WRITTEN REQUEST: Write out the material exactly, leaving every picture behind.

** START DATASET RECORDS **

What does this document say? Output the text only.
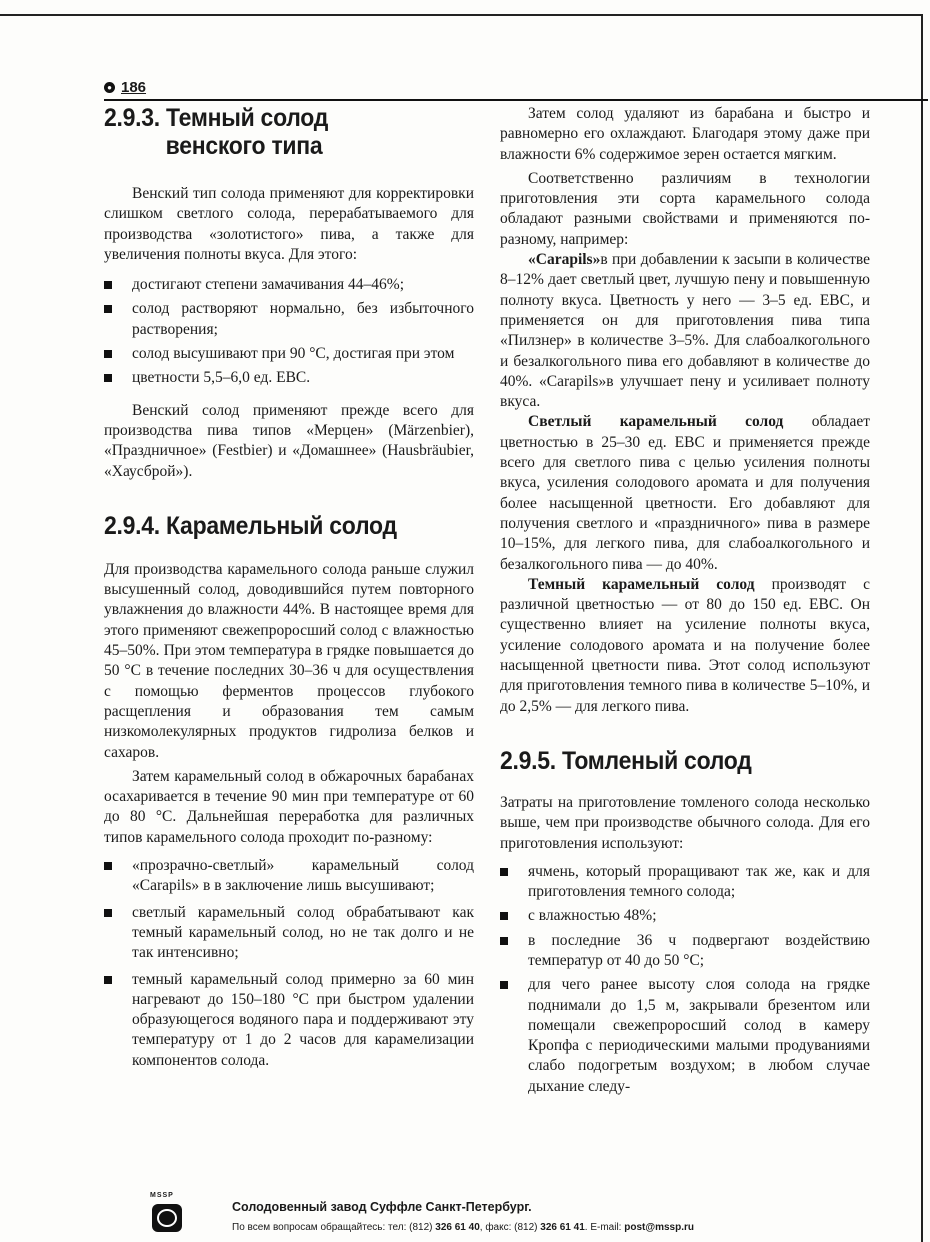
● 186
2.9.3. Темный солод
венского типа

Венский тип солода применяют для корректировки слишком светлого солода, перерабатываемого для производства «золотистого» пива, а также для увеличения полноты вкуса. Для этого:

достигают степени замачивания 44–46%;
солод растворяют нормально, без избыточного растворения;
солод высушивают при 90 °С, достигая при этом
цветности 5,5–6,0 ед. ЕВС.

Венский солод применяют прежде всего для производства пива типов «Мерцен» (Märzenbier), «Праздничное» (Festbier) и «Домашнее» (Hausbräubier, «Хаусброй»).

2.9.4. Карамельный солод

Для производства карамельного солода раньше служил высушенный солод, доводившийся путем повторного увлажнения до влажности 44%. В настоящее время для этого применяют свежепроросший солод с влажностью 45–50%. При этом температура в грядке повышается до 50 °С в течение последних 30–36 ч для осуществления с помощью ферментов процессов глубокого расщепления и образования тем самым низкомолекулярных продуктов гидролиза белков и сахаров.

Затем карамельный солод в обжарочных барабанах осахаривается в течение 90 мин при температуре от 60 до 80 °С. Дальнейшая переработка для различных типов карамельного солода проходит по-разному:

«прозрачно-светлый» карамельный солод «Carapils» в в заключение лишь высушивают;
светлый карамельный солод обрабатывают как темный карамельный солод, но не так долго и не так интенсивно;
темный карамельный солод примерно за 60 мин нагревают до 150–180 °С при быстром удалении образующегося водяного пара и поддерживают эту температуру от 1 до 2 часов для карамелизации компонентов солода.

Затем солод удаляют из барабана и быстро и равномерно его охлаждают. Благодаря этому даже при влажности 6% содержимое зерен остается мягким.

Соответственно различиям в технологии приготовления эти сорта карамельного солода обладают разными свойствами и применяются по-разному, например:

«Carapils»в при добавлении к засыпи в количестве 8–12% дает светлый цвет, лучшую пену и повышенную полноту вкуса. Цветность у него — 3–5 ед. ЕВС, и применяется он для приготовления пива типа «Пилзнер» в количестве 3–5%. Для слабоалкогольного и безалкогольного пива его добавляют в количестве до 40%. «Carapils»в улучшает пену и усиливает полноту вкуса.

Светлый карамельный солод обладает цветностью в 25–30 ед. ЕВС и применяется прежде всего для светлого пива с целью усиления полноты вкуса, усиления солодового аромата и для получения более насыщенной цветности. Его добавляют для получения светлого и «праздничного» пива в размере 10–15%, для легкого пива, для слабоалкогольного и безалкогольного пива — до 40%.

Темный карамельный солод производят с различной цветностью — от 80 до 150 ед. ЕВС. Он существенно влияет на усиление полноты вкуса, усиление солодового аромата и на получение более насыщенной цветности пива. Этот солод используют для приготовления темного пива в количестве 5–10%, и до 2,5% — для легкого пива.

2.9.5. Томленый солод

Затраты на приготовление томленого солода несколько выше, чем при производстве обычного солода. Для его приготовления используют:

ячмень, который проращивают так же, как и для приготовления темного солода;
с влажностью 48%;
в последние 36 ч подвергают воздействию температур от 40 до 50 °С;
для чего ранее высоту слоя солода на грядке поднимали до 1,5 м, закрывали брезентом или помещали свежепроросший солод в камеру Кропфа с периодическими малыми продуваниями слабо подогретым воздухом; в любом случае дыхание следу-
MSSP
Солодовенный завод Суффле Санкт-Петербург.
По всем вопросам обращайтесь: тел: (812) 326 61 40, факс: (812) 326 61 41. E-mail: post@mssp.ru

** END DATASET RECORDS **

SOLUTION BELOW:
What does this document say? Output the text only.
● 186
2.9.3. Темный солод
венского типа

Венский тип солода применяют для корректировки слишком светлого солода, перерабатываемого для производства «золотистого» пива, а также для увеличения полноты вкуса. Для этого:

достигают степени замачивания 44–46%;
солод растворяют нормально, без избыточного растворения;
солод высушивают при 90 °С, достигая при этом
цветности 5,5–6,0 ед. ЕВС.

Венский солод применяют прежде всего для производства пива типов «Мерцен» (Märzenbier), «Праздничное» (Festbier) и «Домашнее» (Hausbräubier, «Хаусброй»).

2.9.4. Карамельный солод

Для производства карамельного солода раньше служил высушенный солод, доводившийся путем повторного увлажнения до влажности 44%. В настоящее время для этого применяют свежепроросший солод с влажностью 45–50%. При этом температура в грядке повышается до 50 °С в течение последних 30–36 ч для осуществления с помощью ферментов процессов глубокого расщепления и образования тем самым низкомолекулярных продуктов гидролиза белков и сахаров.

Затем карамельный солод в обжарочных барабанах осахаривается в течение 90 мин при температуре от 60 до 80 °С. Дальнейшая переработка для различных типов карамельного солода проходит по-разному:

«прозрачно-светлый» карамельный солод «Carapils» в в заключение лишь высушивают;
светлый карамельный солод обрабатывают как темный карамельный солод, но не так долго и не так интенсивно;
темный карамельный солод примерно за 60 мин нагревают до 150–180 °С при быстром удалении образующегося водяного пара и поддерживают эту температуру от 1 до 2 часов для карамелизации компонентов солода.

Затем солод удаляют из барабана и быстро и равномерно его охлаждают. Благодаря этому даже при влажности 6% содержимое зерен остается мягким.

Соответственно различиям в технологии приготовления эти сорта карамельного солода обладают разными свойствами и применяются по-разному, например:

«Carapils»в при добавлении к засыпи в количестве 8–12% дает светлый цвет, лучшую пену и повышенную полноту вкуса. Цветность у него — 3–5 ед. ЕВС, и применяется он для приготовления пива типа «Пилзнер» в количестве 3–5%. Для слабоалкогольного и безалкогольного пива его добавляют в количестве до 40%. «Carapils»в улучшает пену и усиливает полноту вкуса.

Светлый карамельный солод обладает цветностью в 25–30 ед. ЕВС и применяется прежде всего для светлого пива с целью усиления полноты вкуса, усиления солодового аромата и для получения более насыщенной цветности. Его добавляют для получения светлого и «праздничного» пива в размере 10–15%, для легкого пива, для слабоалкогольного и безалкогольного пива — до 40%.

Темный карамельный солод производят с различной цветностью — от 80 до 150 ед. ЕВС. Он существенно влияет на усиление полноты вкуса, усиление солодового аромата и на получение более насыщенной цветности пива. Этот солод используют для приготовления темного пива в количестве 5–10%, и до 2,5% — для легкого пива.

2.9.5. Томленый солод

Затраты на приготовление томленого солода несколько выше, чем при производстве обычного солода. Для его приготовления используют:

ячмень, который проращивают так же, как и для приготовления темного солода;
с влажностью 48%;
в последние 36 ч подвергают воздействию температур от 40 до 50 °С;
для чего ранее высоту слоя солода на грядке поднимали до 1,5 м, закрывали брезентом или помещали свежепроросший солод в камеру Кропфа с периодическими малыми продуваниями слабо подогретым воздухом; в любом случае дыхание следу-
MSSP
Солодовенный завод Суффле Санкт-Петербург.
По всем вопросам обращайтесь: тел: (812) 326 61 40, факс: (812) 326 61 41. E-mail: post@mssp.ru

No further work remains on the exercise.